* **REQUIREMENT**
Tally every line featuring "name", then give that tally alone.

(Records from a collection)

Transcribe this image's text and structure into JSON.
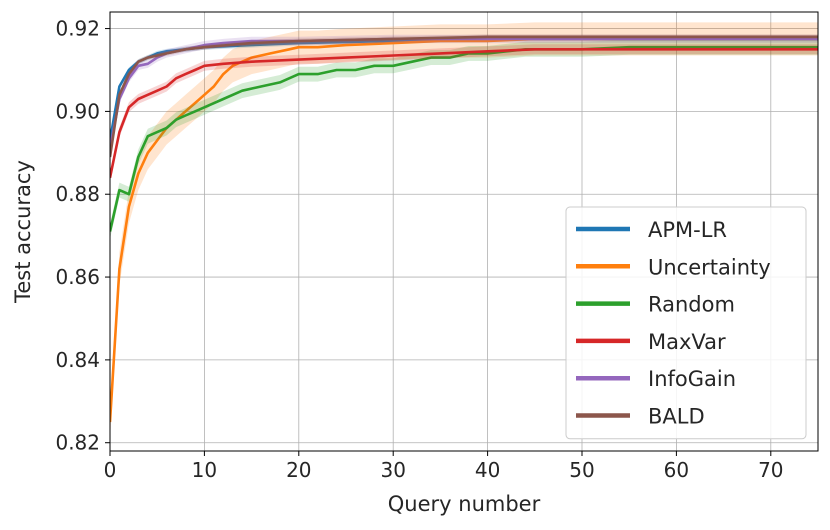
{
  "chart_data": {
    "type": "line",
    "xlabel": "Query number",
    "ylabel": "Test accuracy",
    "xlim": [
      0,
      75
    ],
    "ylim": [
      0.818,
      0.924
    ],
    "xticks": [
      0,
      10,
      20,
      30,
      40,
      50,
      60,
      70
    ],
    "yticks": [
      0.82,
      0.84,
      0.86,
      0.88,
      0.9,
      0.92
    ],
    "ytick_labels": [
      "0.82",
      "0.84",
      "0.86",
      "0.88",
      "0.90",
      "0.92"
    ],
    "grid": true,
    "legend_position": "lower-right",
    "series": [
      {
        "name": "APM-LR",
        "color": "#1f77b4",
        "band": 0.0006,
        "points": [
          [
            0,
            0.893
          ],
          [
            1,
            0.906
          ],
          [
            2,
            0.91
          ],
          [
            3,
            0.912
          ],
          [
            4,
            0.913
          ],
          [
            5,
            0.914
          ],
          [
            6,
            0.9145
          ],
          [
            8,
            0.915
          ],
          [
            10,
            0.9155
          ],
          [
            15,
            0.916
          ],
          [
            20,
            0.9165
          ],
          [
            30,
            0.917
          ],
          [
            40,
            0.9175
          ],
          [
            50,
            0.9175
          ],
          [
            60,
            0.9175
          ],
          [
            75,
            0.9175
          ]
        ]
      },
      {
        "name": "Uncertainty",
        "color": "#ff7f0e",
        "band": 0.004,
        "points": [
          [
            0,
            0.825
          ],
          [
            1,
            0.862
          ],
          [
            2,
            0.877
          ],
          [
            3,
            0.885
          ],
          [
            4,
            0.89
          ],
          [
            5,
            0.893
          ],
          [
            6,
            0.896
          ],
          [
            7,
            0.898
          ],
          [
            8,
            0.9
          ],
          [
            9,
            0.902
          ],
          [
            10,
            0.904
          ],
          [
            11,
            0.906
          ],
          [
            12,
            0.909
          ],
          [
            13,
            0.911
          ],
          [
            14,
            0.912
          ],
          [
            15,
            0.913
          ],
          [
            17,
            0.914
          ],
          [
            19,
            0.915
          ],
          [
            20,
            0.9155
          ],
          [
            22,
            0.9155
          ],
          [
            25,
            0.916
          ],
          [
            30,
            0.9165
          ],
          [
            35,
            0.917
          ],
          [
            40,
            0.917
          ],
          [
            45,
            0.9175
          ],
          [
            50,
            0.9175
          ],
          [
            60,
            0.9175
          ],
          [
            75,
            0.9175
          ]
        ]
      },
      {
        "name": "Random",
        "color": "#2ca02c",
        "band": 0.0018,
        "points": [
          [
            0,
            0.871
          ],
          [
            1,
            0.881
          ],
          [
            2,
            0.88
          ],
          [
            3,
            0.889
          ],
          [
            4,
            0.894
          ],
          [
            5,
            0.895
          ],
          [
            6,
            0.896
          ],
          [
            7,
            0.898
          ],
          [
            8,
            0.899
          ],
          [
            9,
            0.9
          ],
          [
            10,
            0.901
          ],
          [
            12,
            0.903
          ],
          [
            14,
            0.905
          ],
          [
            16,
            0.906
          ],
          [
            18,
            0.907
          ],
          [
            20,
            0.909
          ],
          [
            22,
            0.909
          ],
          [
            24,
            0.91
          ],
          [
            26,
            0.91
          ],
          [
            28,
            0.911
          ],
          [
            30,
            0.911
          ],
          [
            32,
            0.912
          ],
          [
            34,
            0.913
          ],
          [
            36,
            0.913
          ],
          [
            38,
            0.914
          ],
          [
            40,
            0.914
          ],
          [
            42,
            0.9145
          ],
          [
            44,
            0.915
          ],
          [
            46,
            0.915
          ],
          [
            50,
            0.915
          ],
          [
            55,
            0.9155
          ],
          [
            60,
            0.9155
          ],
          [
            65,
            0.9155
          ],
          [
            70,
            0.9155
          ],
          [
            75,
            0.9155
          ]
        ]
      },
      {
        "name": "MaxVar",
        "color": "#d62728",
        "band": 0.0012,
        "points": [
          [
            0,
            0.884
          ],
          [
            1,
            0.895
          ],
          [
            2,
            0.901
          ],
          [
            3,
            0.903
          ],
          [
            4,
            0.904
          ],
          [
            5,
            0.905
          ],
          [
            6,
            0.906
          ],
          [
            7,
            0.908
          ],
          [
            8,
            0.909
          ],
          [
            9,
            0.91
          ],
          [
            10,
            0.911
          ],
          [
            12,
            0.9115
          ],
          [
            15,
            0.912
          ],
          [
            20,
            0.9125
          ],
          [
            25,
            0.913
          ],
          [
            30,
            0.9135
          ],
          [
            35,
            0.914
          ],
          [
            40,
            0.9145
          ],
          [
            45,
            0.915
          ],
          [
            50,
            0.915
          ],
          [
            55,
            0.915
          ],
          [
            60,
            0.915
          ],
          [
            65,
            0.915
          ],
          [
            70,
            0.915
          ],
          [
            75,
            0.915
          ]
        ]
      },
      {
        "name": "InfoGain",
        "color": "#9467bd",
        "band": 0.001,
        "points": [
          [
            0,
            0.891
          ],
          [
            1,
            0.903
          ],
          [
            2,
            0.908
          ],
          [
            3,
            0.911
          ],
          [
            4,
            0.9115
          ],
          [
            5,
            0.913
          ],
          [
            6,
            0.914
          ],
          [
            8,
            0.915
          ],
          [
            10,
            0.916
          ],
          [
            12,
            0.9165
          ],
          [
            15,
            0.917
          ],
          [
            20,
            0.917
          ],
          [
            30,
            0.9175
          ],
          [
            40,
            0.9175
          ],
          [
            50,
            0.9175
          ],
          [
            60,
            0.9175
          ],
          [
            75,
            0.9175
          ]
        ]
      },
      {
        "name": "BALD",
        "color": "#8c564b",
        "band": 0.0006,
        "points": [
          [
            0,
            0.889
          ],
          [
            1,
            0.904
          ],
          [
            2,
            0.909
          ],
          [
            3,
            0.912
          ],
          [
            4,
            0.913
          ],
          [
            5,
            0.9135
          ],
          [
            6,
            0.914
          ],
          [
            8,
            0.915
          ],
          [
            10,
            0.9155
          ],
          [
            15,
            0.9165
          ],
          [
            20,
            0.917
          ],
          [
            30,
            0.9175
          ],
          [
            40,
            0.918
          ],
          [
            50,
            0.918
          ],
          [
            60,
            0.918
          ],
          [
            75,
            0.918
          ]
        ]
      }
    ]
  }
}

...

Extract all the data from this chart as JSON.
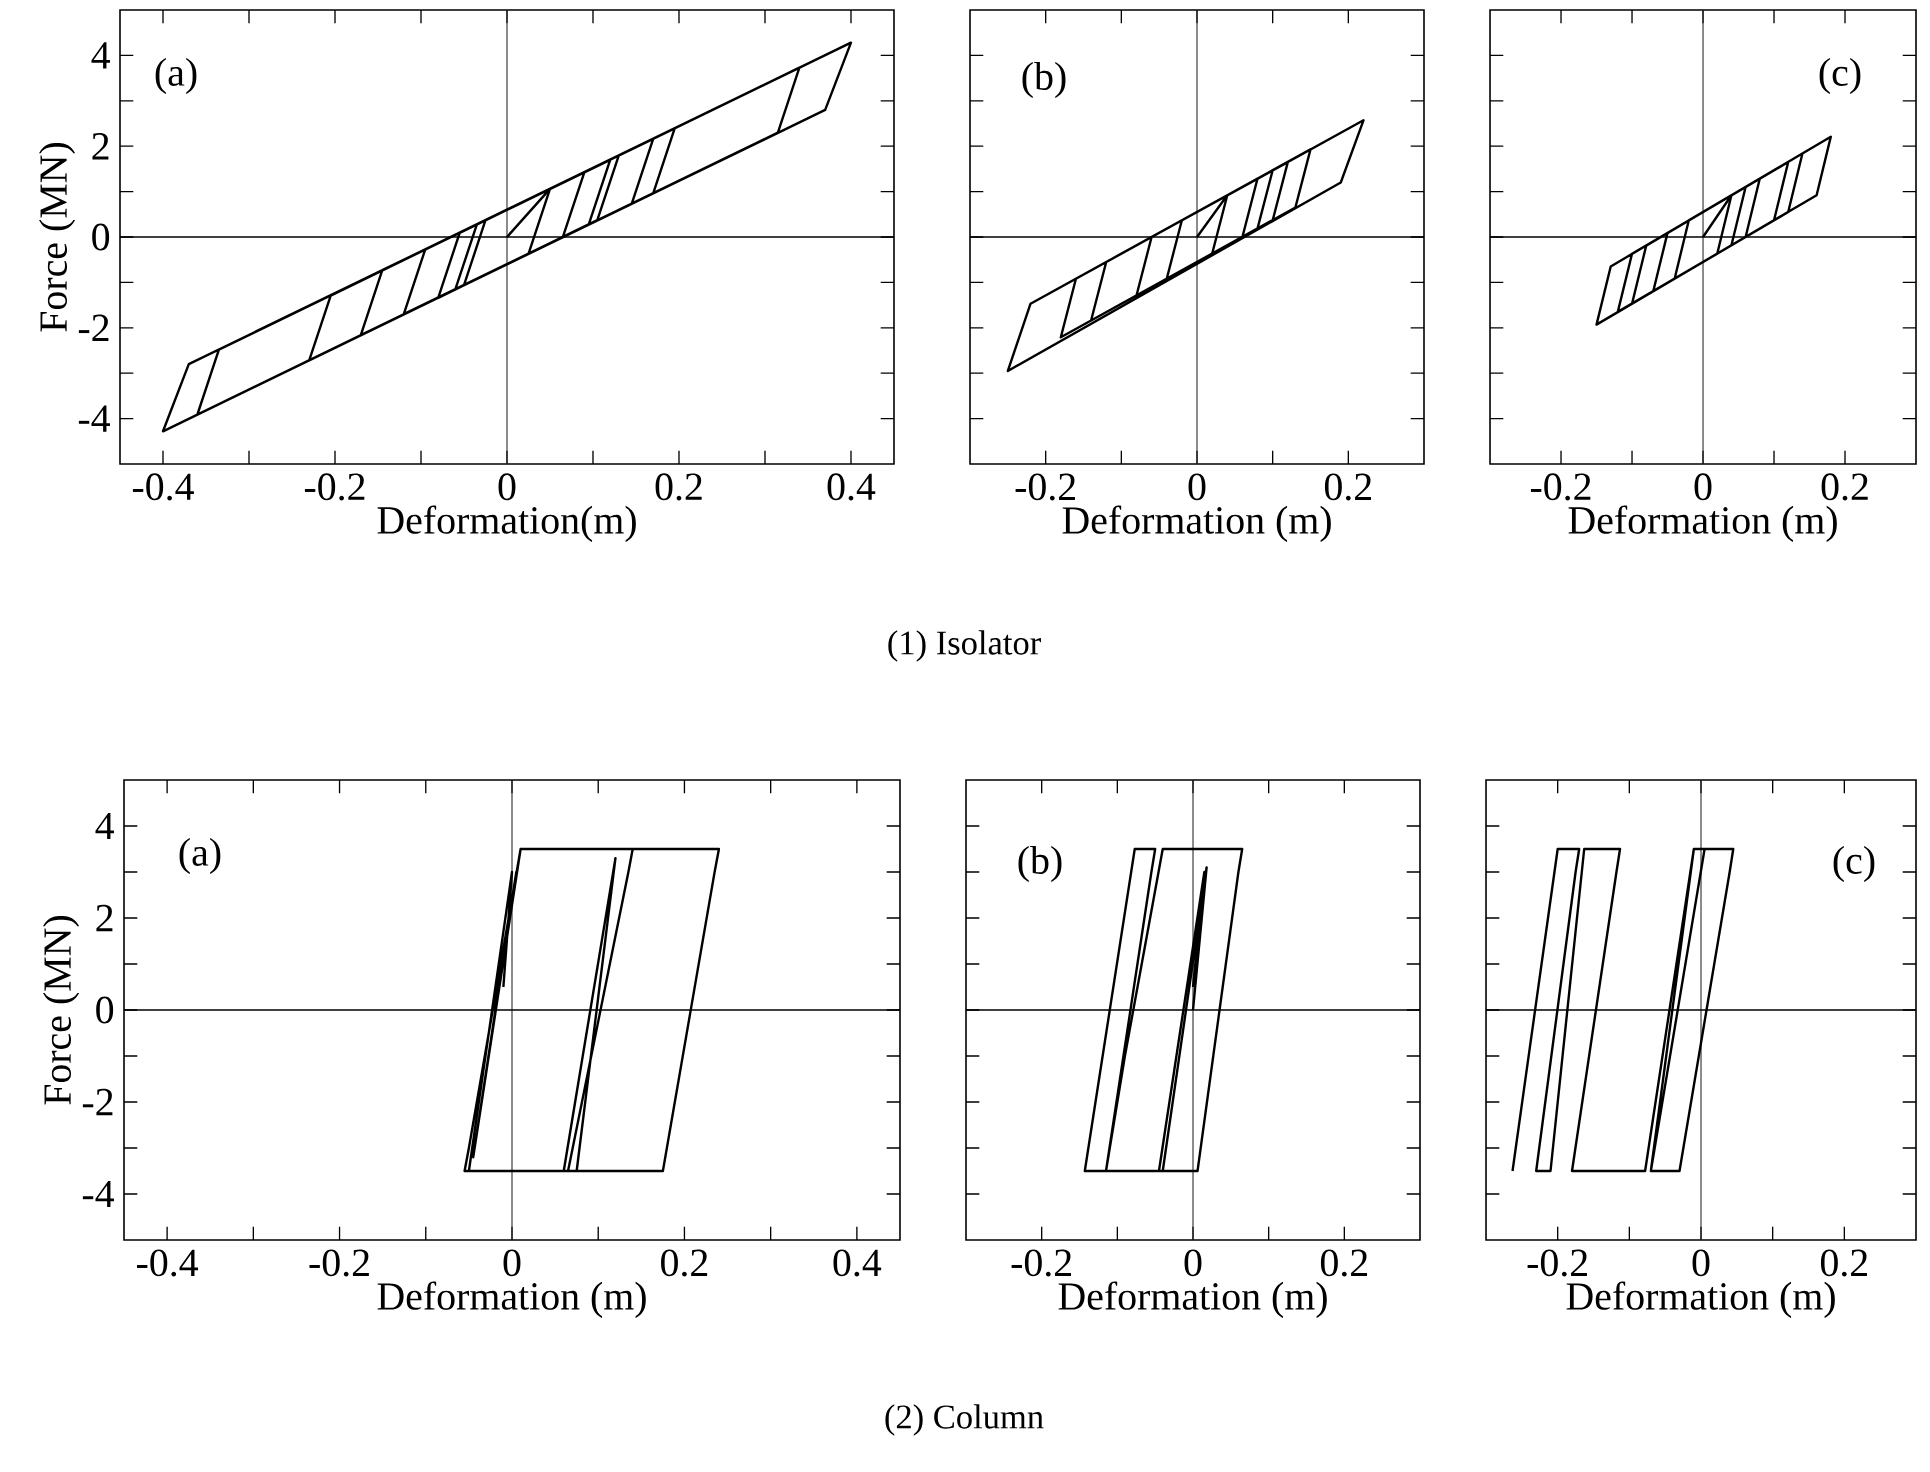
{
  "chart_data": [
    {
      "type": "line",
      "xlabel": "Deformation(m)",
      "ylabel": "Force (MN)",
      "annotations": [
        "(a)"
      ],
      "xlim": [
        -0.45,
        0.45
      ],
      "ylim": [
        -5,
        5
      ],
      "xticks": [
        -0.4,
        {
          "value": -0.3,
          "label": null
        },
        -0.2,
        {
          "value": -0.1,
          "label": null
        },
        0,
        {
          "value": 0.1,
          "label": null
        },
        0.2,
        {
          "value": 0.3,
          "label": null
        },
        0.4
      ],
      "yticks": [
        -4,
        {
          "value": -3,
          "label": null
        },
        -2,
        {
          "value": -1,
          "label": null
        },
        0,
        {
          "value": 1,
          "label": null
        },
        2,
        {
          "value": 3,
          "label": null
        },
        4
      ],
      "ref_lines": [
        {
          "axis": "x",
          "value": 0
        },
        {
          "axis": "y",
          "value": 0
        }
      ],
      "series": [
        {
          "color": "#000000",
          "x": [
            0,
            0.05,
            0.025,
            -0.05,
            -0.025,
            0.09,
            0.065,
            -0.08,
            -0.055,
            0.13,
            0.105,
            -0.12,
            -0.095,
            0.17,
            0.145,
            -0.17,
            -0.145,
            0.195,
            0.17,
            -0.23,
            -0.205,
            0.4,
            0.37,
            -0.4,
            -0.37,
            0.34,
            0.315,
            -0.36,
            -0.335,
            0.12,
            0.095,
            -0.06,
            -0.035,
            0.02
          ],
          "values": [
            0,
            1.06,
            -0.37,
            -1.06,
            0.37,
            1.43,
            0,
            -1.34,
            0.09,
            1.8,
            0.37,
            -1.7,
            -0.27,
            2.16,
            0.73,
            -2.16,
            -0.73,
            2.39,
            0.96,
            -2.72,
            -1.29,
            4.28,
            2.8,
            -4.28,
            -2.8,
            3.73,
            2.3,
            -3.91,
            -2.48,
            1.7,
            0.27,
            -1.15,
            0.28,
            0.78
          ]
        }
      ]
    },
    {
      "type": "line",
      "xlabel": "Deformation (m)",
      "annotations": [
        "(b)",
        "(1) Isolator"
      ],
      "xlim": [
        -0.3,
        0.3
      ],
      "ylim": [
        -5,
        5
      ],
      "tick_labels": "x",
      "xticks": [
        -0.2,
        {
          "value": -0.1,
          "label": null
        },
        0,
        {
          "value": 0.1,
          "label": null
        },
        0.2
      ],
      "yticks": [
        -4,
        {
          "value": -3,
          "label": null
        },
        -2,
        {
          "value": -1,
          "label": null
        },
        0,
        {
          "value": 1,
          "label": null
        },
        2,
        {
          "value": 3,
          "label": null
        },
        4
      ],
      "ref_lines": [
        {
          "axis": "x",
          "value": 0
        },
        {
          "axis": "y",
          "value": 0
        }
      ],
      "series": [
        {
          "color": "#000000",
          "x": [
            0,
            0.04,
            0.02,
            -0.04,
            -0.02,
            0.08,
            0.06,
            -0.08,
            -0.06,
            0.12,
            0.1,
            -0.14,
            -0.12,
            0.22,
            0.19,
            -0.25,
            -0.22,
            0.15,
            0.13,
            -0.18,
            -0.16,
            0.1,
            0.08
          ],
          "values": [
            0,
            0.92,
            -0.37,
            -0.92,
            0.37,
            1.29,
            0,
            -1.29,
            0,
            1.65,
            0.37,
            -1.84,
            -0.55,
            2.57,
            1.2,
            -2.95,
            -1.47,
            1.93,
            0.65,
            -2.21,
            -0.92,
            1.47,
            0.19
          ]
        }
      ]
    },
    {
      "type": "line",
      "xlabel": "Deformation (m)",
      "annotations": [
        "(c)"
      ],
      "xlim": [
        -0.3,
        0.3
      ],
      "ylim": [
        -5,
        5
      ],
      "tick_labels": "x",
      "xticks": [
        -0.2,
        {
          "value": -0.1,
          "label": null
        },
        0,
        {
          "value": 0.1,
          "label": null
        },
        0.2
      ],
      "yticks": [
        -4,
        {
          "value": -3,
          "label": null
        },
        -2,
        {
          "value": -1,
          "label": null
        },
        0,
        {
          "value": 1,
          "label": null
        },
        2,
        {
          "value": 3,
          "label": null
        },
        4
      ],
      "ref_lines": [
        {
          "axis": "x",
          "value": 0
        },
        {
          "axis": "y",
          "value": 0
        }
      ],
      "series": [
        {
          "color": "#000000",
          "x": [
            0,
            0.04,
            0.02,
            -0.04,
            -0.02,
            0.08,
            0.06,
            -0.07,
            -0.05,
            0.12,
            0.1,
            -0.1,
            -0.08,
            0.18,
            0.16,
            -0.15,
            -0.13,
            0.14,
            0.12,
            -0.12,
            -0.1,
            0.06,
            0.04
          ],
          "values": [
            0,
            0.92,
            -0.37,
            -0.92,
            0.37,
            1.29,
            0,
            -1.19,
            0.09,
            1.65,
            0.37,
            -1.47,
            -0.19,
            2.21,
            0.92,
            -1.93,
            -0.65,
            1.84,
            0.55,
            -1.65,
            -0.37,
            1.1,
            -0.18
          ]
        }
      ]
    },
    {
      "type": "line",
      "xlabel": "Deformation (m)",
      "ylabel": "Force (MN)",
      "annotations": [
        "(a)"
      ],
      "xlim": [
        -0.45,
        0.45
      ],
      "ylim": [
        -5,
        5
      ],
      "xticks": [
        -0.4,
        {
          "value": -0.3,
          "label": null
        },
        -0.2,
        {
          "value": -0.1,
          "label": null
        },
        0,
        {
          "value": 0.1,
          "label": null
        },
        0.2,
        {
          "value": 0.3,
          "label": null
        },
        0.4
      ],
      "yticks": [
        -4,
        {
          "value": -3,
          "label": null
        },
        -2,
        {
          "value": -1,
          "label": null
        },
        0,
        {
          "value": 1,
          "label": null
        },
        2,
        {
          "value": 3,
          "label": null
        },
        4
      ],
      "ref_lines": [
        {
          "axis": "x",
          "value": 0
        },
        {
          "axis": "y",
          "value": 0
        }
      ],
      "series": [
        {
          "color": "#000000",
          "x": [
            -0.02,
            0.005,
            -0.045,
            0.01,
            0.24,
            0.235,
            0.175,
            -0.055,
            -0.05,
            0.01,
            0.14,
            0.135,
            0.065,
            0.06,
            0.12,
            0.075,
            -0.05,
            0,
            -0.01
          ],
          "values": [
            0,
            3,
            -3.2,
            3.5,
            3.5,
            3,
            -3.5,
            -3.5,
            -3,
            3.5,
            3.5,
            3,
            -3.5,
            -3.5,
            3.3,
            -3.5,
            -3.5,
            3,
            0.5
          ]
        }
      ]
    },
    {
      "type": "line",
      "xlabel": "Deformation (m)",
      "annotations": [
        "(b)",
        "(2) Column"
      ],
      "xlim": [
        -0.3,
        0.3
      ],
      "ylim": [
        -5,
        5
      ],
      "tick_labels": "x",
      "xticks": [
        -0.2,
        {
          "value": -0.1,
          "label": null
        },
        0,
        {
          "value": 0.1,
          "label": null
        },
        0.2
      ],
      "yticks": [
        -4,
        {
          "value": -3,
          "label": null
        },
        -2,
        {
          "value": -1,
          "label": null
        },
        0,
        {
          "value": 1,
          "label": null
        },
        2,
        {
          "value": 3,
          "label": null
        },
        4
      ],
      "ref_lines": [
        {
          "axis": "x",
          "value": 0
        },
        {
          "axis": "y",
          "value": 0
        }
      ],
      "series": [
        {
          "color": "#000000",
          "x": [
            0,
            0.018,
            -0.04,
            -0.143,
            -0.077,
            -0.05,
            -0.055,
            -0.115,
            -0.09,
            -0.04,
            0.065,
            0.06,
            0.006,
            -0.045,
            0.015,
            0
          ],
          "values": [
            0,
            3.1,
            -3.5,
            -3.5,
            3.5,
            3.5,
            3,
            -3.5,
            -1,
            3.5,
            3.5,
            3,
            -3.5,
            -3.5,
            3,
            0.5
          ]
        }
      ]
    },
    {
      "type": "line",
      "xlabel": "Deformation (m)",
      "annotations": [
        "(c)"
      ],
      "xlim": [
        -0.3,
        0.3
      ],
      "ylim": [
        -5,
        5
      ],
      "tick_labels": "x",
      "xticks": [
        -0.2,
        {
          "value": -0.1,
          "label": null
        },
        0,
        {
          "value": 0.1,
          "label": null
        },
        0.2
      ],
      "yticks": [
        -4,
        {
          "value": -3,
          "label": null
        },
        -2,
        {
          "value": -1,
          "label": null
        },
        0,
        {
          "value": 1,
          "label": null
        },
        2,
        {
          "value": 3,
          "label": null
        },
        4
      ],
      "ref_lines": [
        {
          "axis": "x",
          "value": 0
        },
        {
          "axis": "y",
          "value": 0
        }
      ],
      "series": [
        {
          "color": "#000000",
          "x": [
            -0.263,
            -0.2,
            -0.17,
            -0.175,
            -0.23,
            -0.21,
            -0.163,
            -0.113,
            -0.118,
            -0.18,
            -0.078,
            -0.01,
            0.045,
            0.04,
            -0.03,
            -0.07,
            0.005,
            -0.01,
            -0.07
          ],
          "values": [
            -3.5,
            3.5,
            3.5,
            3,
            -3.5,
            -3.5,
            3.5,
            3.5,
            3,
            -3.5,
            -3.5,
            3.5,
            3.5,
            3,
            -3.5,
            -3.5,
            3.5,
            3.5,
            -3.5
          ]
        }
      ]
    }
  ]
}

* **FINISHED EXERCISE**
6